### EXERCISE DIRECTIONS
Please copy the material from its first line down to and including the line that contains "- side-item: Half-order", with each line reproduced unchanged.
────
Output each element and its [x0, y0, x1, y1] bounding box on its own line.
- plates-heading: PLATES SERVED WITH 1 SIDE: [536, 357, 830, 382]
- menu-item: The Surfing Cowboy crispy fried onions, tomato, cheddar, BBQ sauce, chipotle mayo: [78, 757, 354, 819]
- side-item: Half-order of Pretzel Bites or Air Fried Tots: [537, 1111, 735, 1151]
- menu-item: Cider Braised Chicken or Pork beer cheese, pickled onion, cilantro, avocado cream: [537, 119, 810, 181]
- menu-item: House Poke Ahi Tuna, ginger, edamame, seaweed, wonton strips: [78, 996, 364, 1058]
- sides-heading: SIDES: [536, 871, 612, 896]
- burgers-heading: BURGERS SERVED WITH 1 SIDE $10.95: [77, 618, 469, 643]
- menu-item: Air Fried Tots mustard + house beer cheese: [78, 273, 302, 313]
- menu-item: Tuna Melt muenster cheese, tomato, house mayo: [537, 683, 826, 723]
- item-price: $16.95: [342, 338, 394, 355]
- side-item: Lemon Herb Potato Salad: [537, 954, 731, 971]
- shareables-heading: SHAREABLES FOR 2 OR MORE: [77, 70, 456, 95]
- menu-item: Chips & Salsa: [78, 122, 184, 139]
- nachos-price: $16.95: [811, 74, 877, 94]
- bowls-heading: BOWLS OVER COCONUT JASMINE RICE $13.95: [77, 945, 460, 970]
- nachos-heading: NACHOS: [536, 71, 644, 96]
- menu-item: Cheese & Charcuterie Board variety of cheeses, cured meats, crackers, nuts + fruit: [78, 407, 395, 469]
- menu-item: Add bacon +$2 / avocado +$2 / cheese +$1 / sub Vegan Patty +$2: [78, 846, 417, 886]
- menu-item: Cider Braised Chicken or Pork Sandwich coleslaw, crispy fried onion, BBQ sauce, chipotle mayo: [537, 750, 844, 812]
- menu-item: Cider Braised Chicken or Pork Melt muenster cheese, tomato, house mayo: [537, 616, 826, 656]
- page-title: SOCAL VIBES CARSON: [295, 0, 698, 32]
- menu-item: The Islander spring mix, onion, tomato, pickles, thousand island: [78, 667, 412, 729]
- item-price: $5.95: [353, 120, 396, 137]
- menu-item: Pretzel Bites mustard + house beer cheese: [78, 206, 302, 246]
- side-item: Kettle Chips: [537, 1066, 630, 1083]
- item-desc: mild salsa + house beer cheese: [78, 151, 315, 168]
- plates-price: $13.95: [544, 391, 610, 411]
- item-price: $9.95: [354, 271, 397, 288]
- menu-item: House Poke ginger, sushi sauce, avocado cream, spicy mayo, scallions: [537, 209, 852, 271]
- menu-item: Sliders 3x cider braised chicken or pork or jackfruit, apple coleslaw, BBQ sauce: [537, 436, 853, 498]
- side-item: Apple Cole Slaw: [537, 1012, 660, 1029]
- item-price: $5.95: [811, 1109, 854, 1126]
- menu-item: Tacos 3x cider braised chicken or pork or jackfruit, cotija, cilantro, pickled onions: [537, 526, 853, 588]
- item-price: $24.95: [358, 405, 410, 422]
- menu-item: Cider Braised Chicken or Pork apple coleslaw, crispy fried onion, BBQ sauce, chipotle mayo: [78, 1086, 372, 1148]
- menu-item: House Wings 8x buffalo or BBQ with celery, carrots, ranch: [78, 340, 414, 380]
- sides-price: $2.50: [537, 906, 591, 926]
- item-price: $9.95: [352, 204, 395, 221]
────
### ANSWER TO THIS EXERCISE
Output each element and its [x0, y0, x1, y1] bounding box on its own line.
- plates-heading: PLATES SERVED WITH 1 SIDE: [536, 357, 830, 382]
- menu-item: The Surfing Cowboy crispy fried onions, tomato, cheddar, BBQ sauce, chipotle mayo: [78, 757, 354, 819]
- side-item: Half-order of Pretzel Bites or Air Fried Tots: [537, 1111, 735, 1151]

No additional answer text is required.